Pick out the lines below that include the string "name".
═══ INPUT MATERIAL ═══
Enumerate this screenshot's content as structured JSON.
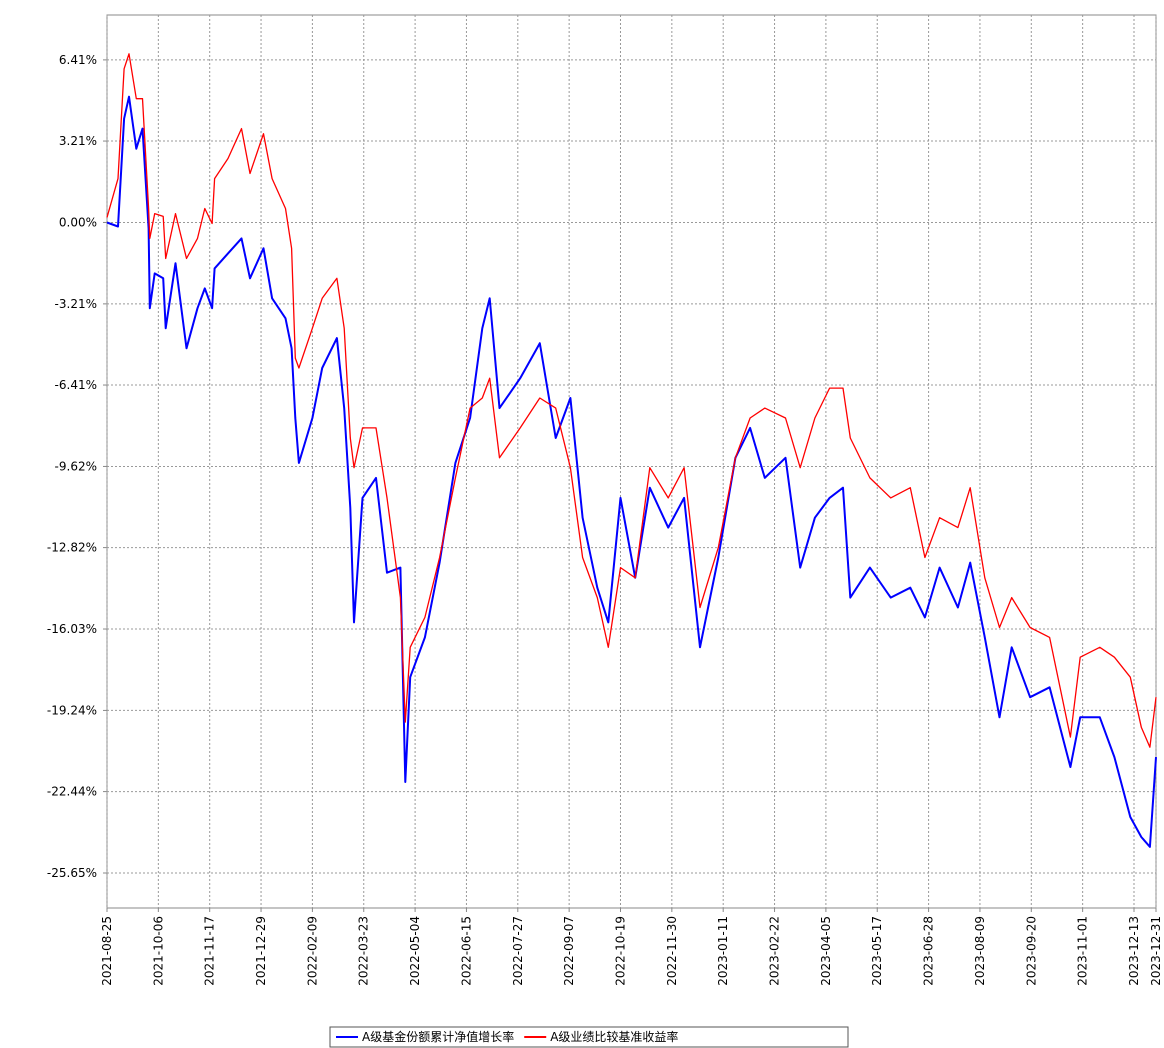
{
  "chart_data": {
    "type": "line",
    "x": [
      "2021-08-25",
      "2021-09-03",
      "2021-09-08",
      "2021-09-12",
      "2021-09-18",
      "2021-09-23",
      "2021-09-28",
      "2021-09-29",
      "2021-10-03",
      "2021-10-10",
      "2021-10-12",
      "2021-10-20",
      "2021-10-29",
      "2021-11-07",
      "2021-11-13",
      "2021-11-19",
      "2021-11-21",
      "2021-12-02",
      "2021-12-13",
      "2021-12-20",
      "2021-12-31",
      "2022-01-07",
      "2022-01-18",
      "2022-01-23",
      "2022-01-26",
      "2022-01-29",
      "2022-02-09",
      "2022-02-17",
      "2022-03-01",
      "2022-03-07",
      "2022-03-12",
      "2022-03-15",
      "2022-03-22",
      "2022-04-02",
      "2022-04-11",
      "2022-04-22",
      "2022-04-26",
      "2022-04-30",
      "2022-05-12",
      "2022-05-24",
      "2022-06-06",
      "2022-06-18",
      "2022-06-28",
      "2022-07-04",
      "2022-07-12",
      "2022-07-29",
      "2022-08-14",
      "2022-08-27",
      "2022-09-08",
      "2022-09-18",
      "2022-09-30",
      "2022-10-09",
      "2022-10-19",
      "2022-10-31",
      "2022-11-12",
      "2022-11-27",
      "2022-12-10",
      "2022-12-23",
      "2023-01-07",
      "2023-01-21",
      "2023-02-02",
      "2023-02-14",
      "2023-03-03",
      "2023-03-15",
      "2023-03-27",
      "2023-04-08",
      "2023-04-19",
      "2023-04-25",
      "2023-05-11",
      "2023-05-28",
      "2023-06-13",
      "2023-06-25",
      "2023-07-07",
      "2023-07-22",
      "2023-08-01",
      "2023-08-13",
      "2023-08-25",
      "2023-09-04",
      "2023-09-19",
      "2023-10-05",
      "2023-10-22",
      "2023-10-30",
      "2023-11-15",
      "2023-11-27",
      "2023-12-10",
      "2023-12-19",
      "2023-12-26",
      "2023-12-31"
    ],
    "series": [
      {
        "name": "A级基金份额累计净值增长率",
        "color": "#0000ff",
        "values": [
          0,
          -0.16,
          4.09,
          4.96,
          2.91,
          3.7,
          -0.24,
          -3.38,
          -2.01,
          -2.2,
          -4.17,
          -1.61,
          -4.96,
          -3.38,
          -2.6,
          -3.38,
          -1.81,
          -1.22,
          -0.63,
          -2.2,
          -1.02,
          -2.99,
          -3.78,
          -4.96,
          -7.71,
          -9.48,
          -7.71,
          -5.74,
          -4.56,
          -7.32,
          -11.25,
          -15.77,
          -10.86,
          -10.07,
          -13.81,
          -13.61,
          -22.06,
          -17.93,
          -16.36,
          -13.41,
          -9.48,
          -7.71,
          -4.17,
          -2.99,
          -7.32,
          -6.14,
          -4.76,
          -8.5,
          -6.92,
          -11.64,
          -14.4,
          -15.77,
          -10.86,
          -14.01,
          -10.46,
          -12.03,
          -10.86,
          -16.75,
          -13.21,
          -9.28,
          -8.1,
          -10.07,
          -9.28,
          -13.61,
          -11.64,
          -10.86,
          -10.46,
          -14.79,
          -13.61,
          -14.79,
          -14.4,
          -15.57,
          -13.61,
          -15.18,
          -13.41,
          -16.36,
          -19.51,
          -16.75,
          -18.72,
          -18.33,
          -21.47,
          -19.51,
          -19.51,
          -21.08,
          -23.44,
          -24.23,
          -24.62,
          -21.08
        ]
      },
      {
        "name": "A级业绩比较基准收益率",
        "color": "#ff0000",
        "values": [
          0.2,
          1.73,
          6.06,
          6.65,
          4.88,
          4.88,
          0.55,
          -0.63,
          0.35,
          0.24,
          -1.42,
          0.35,
          -1.42,
          -0.63,
          0.55,
          -0.04,
          1.73,
          2.52,
          3.7,
          1.93,
          3.5,
          1.73,
          0.55,
          -1.02,
          -5.35,
          -5.74,
          -4.17,
          -2.99,
          -2.2,
          -4.17,
          -8.5,
          -9.67,
          -8.1,
          -8.1,
          -10.86,
          -14.79,
          -19.7,
          -16.75,
          -15.57,
          -13.21,
          -10.07,
          -7.32,
          -6.92,
          -6.14,
          -9.28,
          -8.1,
          -6.92,
          -7.32,
          -9.67,
          -13.21,
          -14.79,
          -16.75,
          -13.61,
          -14.01,
          -9.67,
          -10.86,
          -9.67,
          -15.18,
          -12.82,
          -9.28,
          -7.71,
          -7.32,
          -7.71,
          -9.67,
          -7.71,
          -6.53,
          -6.53,
          -8.5,
          -10.07,
          -10.86,
          -10.46,
          -13.21,
          -11.64,
          -12.03,
          -10.46,
          -14.01,
          -15.97,
          -14.79,
          -15.97,
          -16.36,
          -20.29,
          -17.14,
          -16.75,
          -17.14,
          -17.93,
          -19.9,
          -20.69,
          -18.72
        ]
      }
    ],
    "xlim": [
      "2021-08-25",
      "2023-12-31"
    ],
    "xticks": [
      "2021-08-25",
      "2021-10-06",
      "2021-11-17",
      "2021-12-29",
      "2022-02-09",
      "2022-03-23",
      "2022-05-04",
      "2022-06-15",
      "2022-07-27",
      "2022-09-07",
      "2022-10-19",
      "2022-11-30",
      "2023-01-11",
      "2023-02-22",
      "2023-04-05",
      "2023-05-17",
      "2023-06-28",
      "2023-08-09",
      "2023-09-20",
      "2023-11-01",
      "2023-12-13",
      "2023-12-31"
    ],
    "ylim": [
      -27.03,
      8.18
    ],
    "yticks": [
      {
        "value": 6.41,
        "label": "6.41%"
      },
      {
        "value": 3.21,
        "label": "3.21%"
      },
      {
        "value": 0,
        "label": "0.00%"
      },
      {
        "value": -3.21,
        "label": "-3.21%"
      },
      {
        "value": -6.41,
        "label": "-6.41%"
      },
      {
        "value": -9.62,
        "label": "-9.62%"
      },
      {
        "value": -12.82,
        "label": "-12.82%"
      },
      {
        "value": -16.03,
        "label": "-16.03%"
      },
      {
        "value": -19.24,
        "label": "-19.24%"
      },
      {
        "value": -22.44,
        "label": "-22.44%"
      },
      {
        "value": -25.65,
        "label": "-25.65%"
      }
    ],
    "grid": true
  }
}
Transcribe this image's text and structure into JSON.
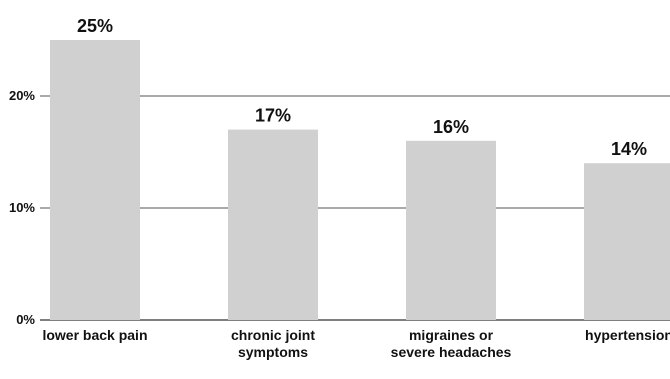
{
  "chart_data": {
    "type": "bar",
    "categories": [
      [
        "lower back pain"
      ],
      [
        "chronic joint",
        "symptoms"
      ],
      [
        "migraines or",
        "severe headaches"
      ],
      [
        "hypertension"
      ]
    ],
    "values": [
      25,
      17,
      16,
      14
    ],
    "value_labels": [
      "25%",
      "17%",
      "16%",
      "14%"
    ],
    "ylim": [
      0,
      25
    ],
    "yticks": [
      0,
      10,
      20
    ],
    "ytick_labels": [
      "0%",
      "10%",
      "20%"
    ],
    "grid": true,
    "bar_color": "#d0d0d0",
    "grid_color": "#555555",
    "text_color": "#111111",
    "title": "",
    "xlabel": "",
    "ylabel": ""
  }
}
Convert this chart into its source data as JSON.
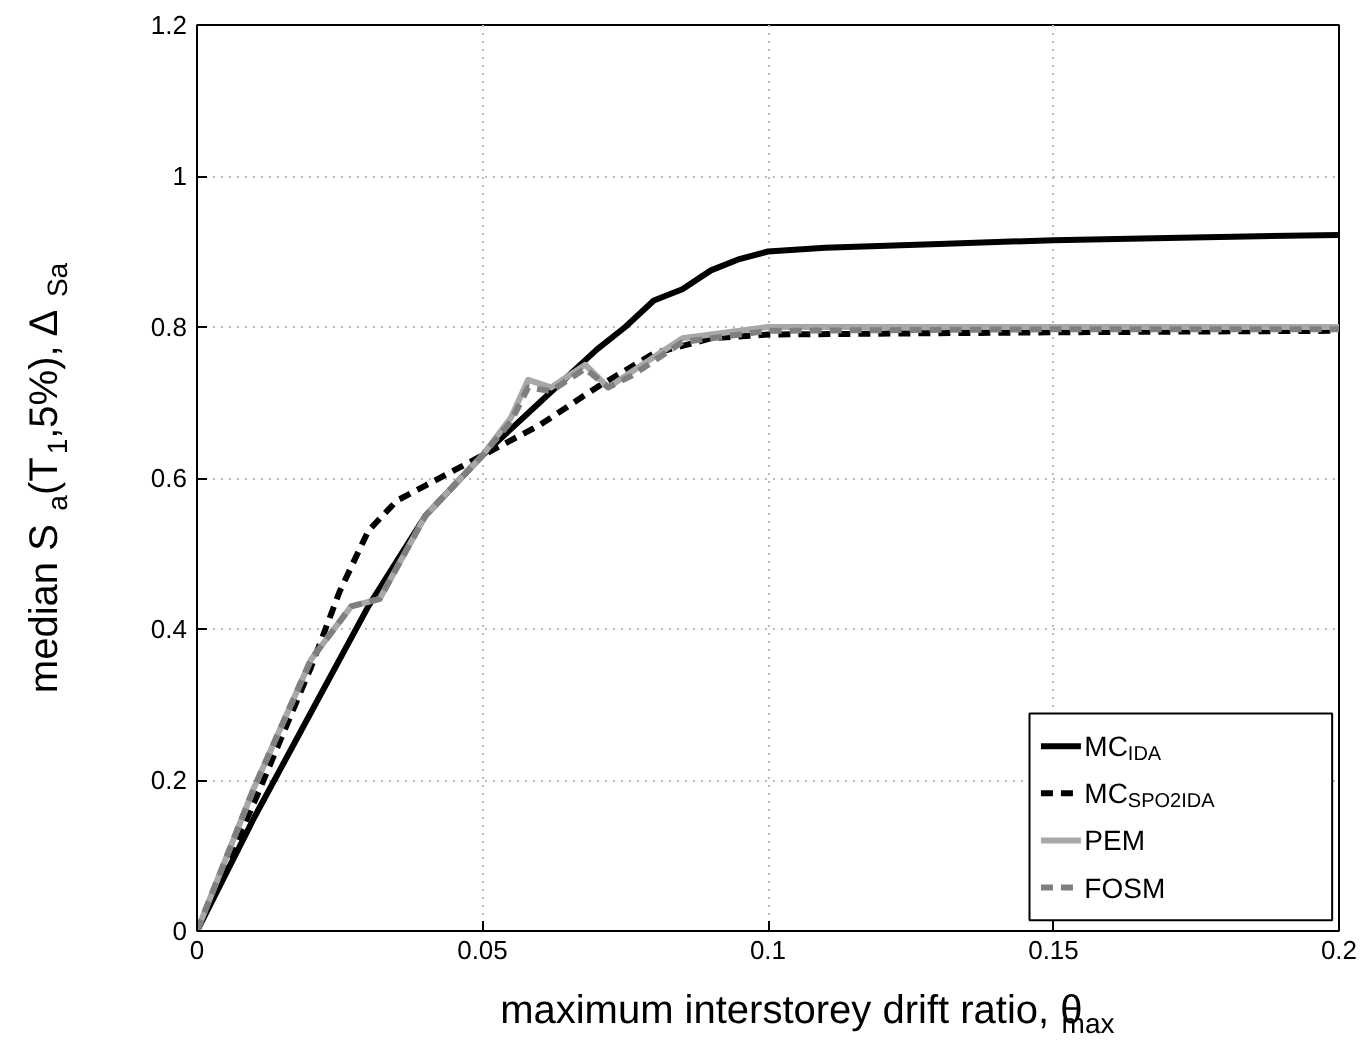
{
  "chart_data": {
    "type": "line",
    "xlabel": "maximum interstorey drift ratio, θ$_{max}$",
    "ylabel": "median S$_{a}$(T$_{1}$,5%), Δ$_{Sa}$",
    "xlim": [
      0,
      0.2
    ],
    "xticks": [
      0,
      0.05,
      0.1,
      0.15,
      0.2
    ],
    "ylim": [
      0,
      1.2
    ],
    "yticks": [
      0,
      0.2,
      0.4,
      0.6,
      0.8,
      1,
      1.2
    ],
    "grid": true,
    "legend": "bottom right",
    "series": [
      {
        "name": "MC$_{IDA}$",
        "color": "#000000",
        "line_style": "solid",
        "x": [
          0,
          0.01,
          0.02,
          0.03,
          0.04,
          0.05,
          0.06,
          0.07,
          0.075,
          0.08,
          0.085,
          0.09,
          0.095,
          0.1,
          0.11,
          0.13,
          0.15,
          0.17,
          0.2
        ],
        "values": [
          0,
          0.15,
          0.29,
          0.43,
          0.55,
          0.63,
          0.7,
          0.77,
          0.8,
          0.835,
          0.85,
          0.875,
          0.89,
          0.9,
          0.905,
          0.91,
          0.915,
          0.918,
          0.922
        ]
      },
      {
        "name": "MC$_{SPO2IDA}$",
        "color": "#000000",
        "line_style": "dashed",
        "x": [
          0,
          0.01,
          0.02,
          0.025,
          0.03,
          0.035,
          0.04,
          0.05,
          0.06,
          0.07,
          0.08,
          0.09,
          0.1,
          0.15,
          0.2
        ],
        "values": [
          0,
          0.17,
          0.35,
          0.45,
          0.53,
          0.57,
          0.59,
          0.63,
          0.67,
          0.72,
          0.765,
          0.785,
          0.79,
          0.793,
          0.795
        ]
      },
      {
        "name": "PEM",
        "color": "#a8a8a8",
        "line_style": "solid",
        "x": [
          0,
          0.01,
          0.02,
          0.027,
          0.032,
          0.04,
          0.05,
          0.055,
          0.058,
          0.062,
          0.068,
          0.072,
          0.076,
          0.085,
          0.1,
          0.15,
          0.2
        ],
        "values": [
          0,
          0.19,
          0.36,
          0.43,
          0.44,
          0.55,
          0.63,
          0.68,
          0.73,
          0.72,
          0.75,
          0.72,
          0.74,
          0.785,
          0.8,
          0.8,
          0.8
        ]
      },
      {
        "name": "FOSM",
        "color": "#7f7f7f",
        "line_style": "dashed",
        "x": [
          0,
          0.01,
          0.02,
          0.027,
          0.032,
          0.04,
          0.05,
          0.055,
          0.058,
          0.062,
          0.068,
          0.072,
          0.076,
          0.085,
          0.1,
          0.15,
          0.2
        ],
        "values": [
          0,
          0.19,
          0.36,
          0.43,
          0.44,
          0.55,
          0.63,
          0.675,
          0.72,
          0.715,
          0.745,
          0.72,
          0.735,
          0.78,
          0.795,
          0.797,
          0.797
        ]
      }
    ]
  }
}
═══
▶ [SOLUTION TO THE EXERCISE]:
        "name": "A级基金份额累计净值增长率",
        "name": "A级业绩比较基准收益率",
        "name": "MC$_{IDA}$",
        "name": "MC$_{SPO2IDA}$",
        "name": "PEM",
        "name": "FOSM",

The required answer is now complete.